▸ EXERCISE PROMPT
Reproduce the listing word for word. Skip any image.

* BEGIN INPUT FOR THIS TASK *

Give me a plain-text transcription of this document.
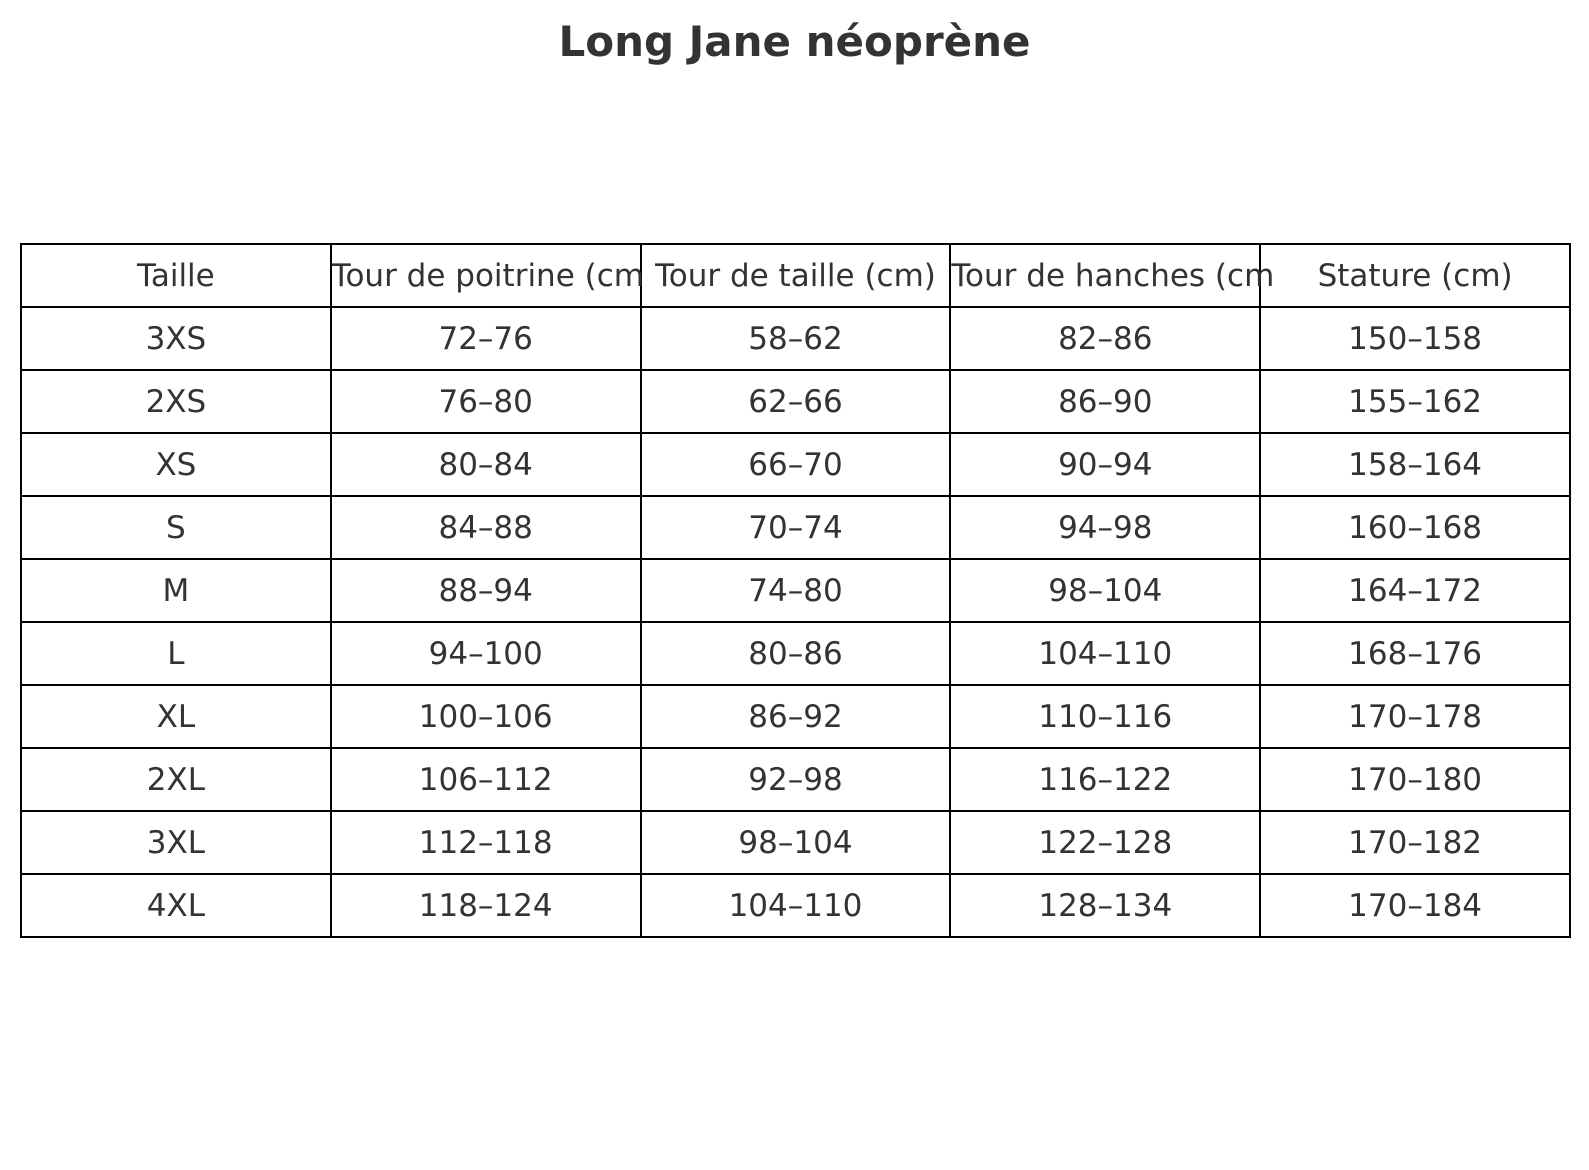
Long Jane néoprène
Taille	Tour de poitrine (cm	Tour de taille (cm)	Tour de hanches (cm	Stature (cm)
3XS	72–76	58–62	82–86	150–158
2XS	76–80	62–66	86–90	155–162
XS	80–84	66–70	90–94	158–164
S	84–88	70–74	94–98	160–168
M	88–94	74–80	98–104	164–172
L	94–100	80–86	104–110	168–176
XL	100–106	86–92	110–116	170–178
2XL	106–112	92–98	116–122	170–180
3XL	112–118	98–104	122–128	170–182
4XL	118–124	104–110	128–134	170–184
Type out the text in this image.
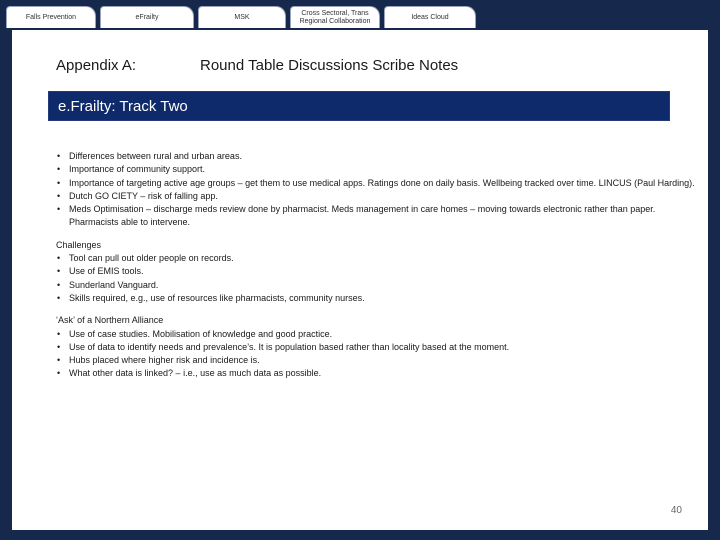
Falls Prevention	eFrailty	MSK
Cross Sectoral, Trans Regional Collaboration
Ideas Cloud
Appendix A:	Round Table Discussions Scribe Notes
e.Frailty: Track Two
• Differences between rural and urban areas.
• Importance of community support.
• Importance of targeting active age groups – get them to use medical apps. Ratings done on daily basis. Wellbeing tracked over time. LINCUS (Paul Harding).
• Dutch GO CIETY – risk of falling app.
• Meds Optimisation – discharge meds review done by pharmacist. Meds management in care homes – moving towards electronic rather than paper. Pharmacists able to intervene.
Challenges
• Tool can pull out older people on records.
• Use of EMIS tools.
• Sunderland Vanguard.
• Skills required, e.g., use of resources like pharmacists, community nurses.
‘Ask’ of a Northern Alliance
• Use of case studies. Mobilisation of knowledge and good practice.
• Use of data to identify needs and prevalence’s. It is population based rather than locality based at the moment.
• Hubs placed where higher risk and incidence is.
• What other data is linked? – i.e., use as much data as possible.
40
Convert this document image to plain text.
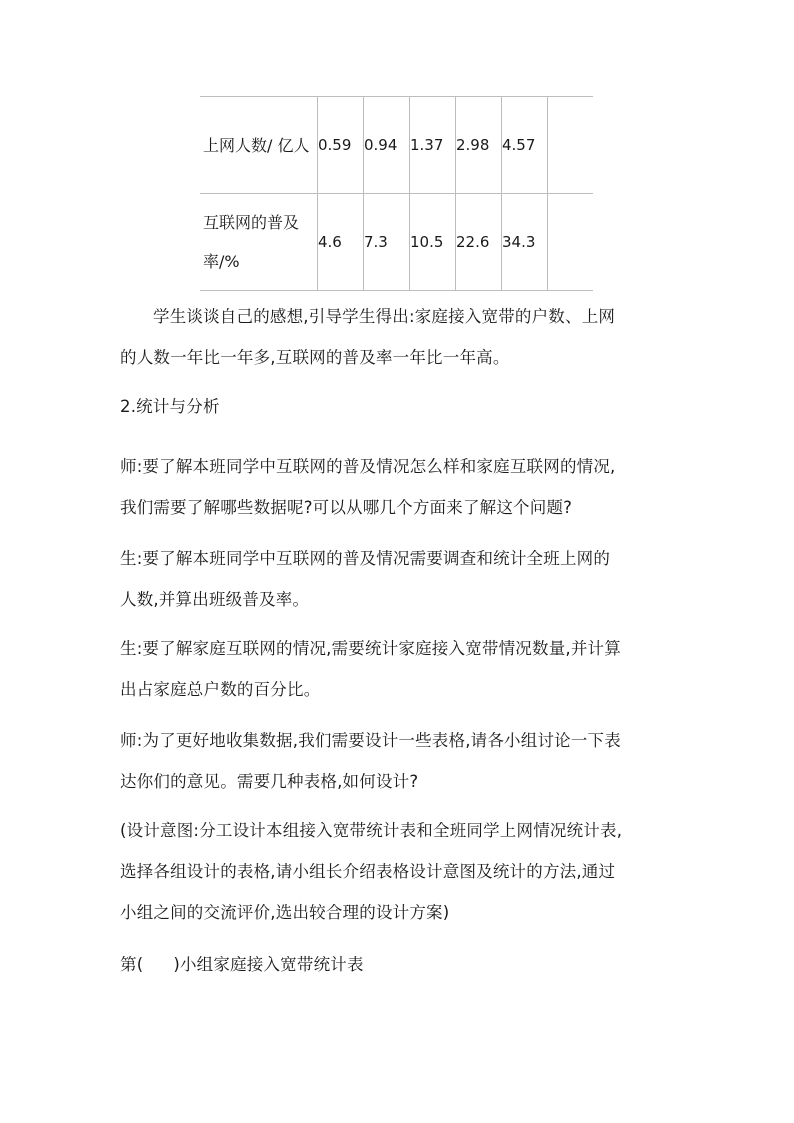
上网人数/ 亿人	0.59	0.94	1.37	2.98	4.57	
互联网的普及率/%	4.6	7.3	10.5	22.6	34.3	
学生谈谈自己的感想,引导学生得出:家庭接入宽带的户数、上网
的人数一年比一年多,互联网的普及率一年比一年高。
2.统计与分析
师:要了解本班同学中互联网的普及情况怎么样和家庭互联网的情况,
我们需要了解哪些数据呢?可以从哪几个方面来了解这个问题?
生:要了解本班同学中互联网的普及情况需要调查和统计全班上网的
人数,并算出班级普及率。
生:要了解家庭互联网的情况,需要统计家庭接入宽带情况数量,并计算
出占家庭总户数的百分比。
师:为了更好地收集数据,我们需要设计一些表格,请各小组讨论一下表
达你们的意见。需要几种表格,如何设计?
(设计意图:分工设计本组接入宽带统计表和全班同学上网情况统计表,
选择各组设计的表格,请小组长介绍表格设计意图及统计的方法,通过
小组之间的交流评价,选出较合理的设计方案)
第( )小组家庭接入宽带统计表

* END INPUT FOR THIS TASK *

▸ WORKED SOLUTION
Give me a plain-text transcription of this document.
Long Jane néoprène
Taille	Tour de poitrine (cm	Tour de taille (cm)	Tour de hanches (cm	Stature (cm)
3XS	72–76	58–62	82–86	150–158
2XS	76–80	62–66	86–90	155–162
XS	80–84	66–70	90–94	158–164
S	84–88	70–74	94–98	160–168
M	88–94	74–80	98–104	164–172
L	94–100	80–86	104–110	168–176
XL	100–106	86–92	110–116	170–178
2XL	106–112	92–98	116–122	170–180
3XL	112–118	98–104	122–128	170–182
4XL	118–124	104–110	128–134	170–184
Type out the text in this image.
Falls Prevention	eFrailty	MSK
Cross Sectoral, Trans Regional Collaboration
Ideas Cloud
Appendix A:	Round Table Discussions Scribe Notes
e.Frailty: Track Two
• Differences between rural and urban areas.
• Importance of community support.
• Importance of targeting active age groups – get them to use medical apps. Ratings done on daily basis. Wellbeing tracked over time. LINCUS (Paul Harding).
• Dutch GO CIETY – risk of falling app.
• Meds Optimisation – discharge meds review done by pharmacist. Meds management in care homes – moving towards electronic rather than paper. Pharmacists able to intervene.
Challenges
• Tool can pull out older people on records.
• Use of EMIS tools.
• Sunderland Vanguard.
• Skills required, e.g., use of resources like pharmacists, community nurses.
‘Ask’ of a Northern Alliance
• Use of case studies. Mobilisation of knowledge and good practice.
• Use of data to identify needs and prevalence’s. It is population based rather than locality based at the moment.
• Hubs placed where higher risk and incidence is.
• What other data is linked? – i.e., use as much data as possible.
40
Convert this document image to plain text.
上网人数/ 亿人	0.59	0.94	1.37	2.98	4.57	
互联网的普及率/%	4.6	7.3	10.5	22.6	34.3	
学生谈谈自己的感想,引导学生得出:家庭接入宽带的户数、上网
的人数一年比一年多,互联网的普及率一年比一年高。
2.统计与分析
师:要了解本班同学中互联网的普及情况怎么样和家庭互联网的情况,
我们需要了解哪些数据呢?可以从哪几个方面来了解这个问题?
生:要了解本班同学中互联网的普及情况需要调查和统计全班上网的
人数,并算出班级普及率。
生:要了解家庭互联网的情况,需要统计家庭接入宽带情况数量,并计算
出占家庭总户数的百分比。
师:为了更好地收集数据,我们需要设计一些表格,请各小组讨论一下表
达你们的意见。需要几种表格,如何设计?
(设计意图:分工设计本组接入宽带统计表和全班同学上网情况统计表,
选择各组设计的表格,请小组长介绍表格设计意图及统计的方法,通过
小组之间的交流评价,选出较合理的设计方案)
第( )小组家庭接入宽带统计表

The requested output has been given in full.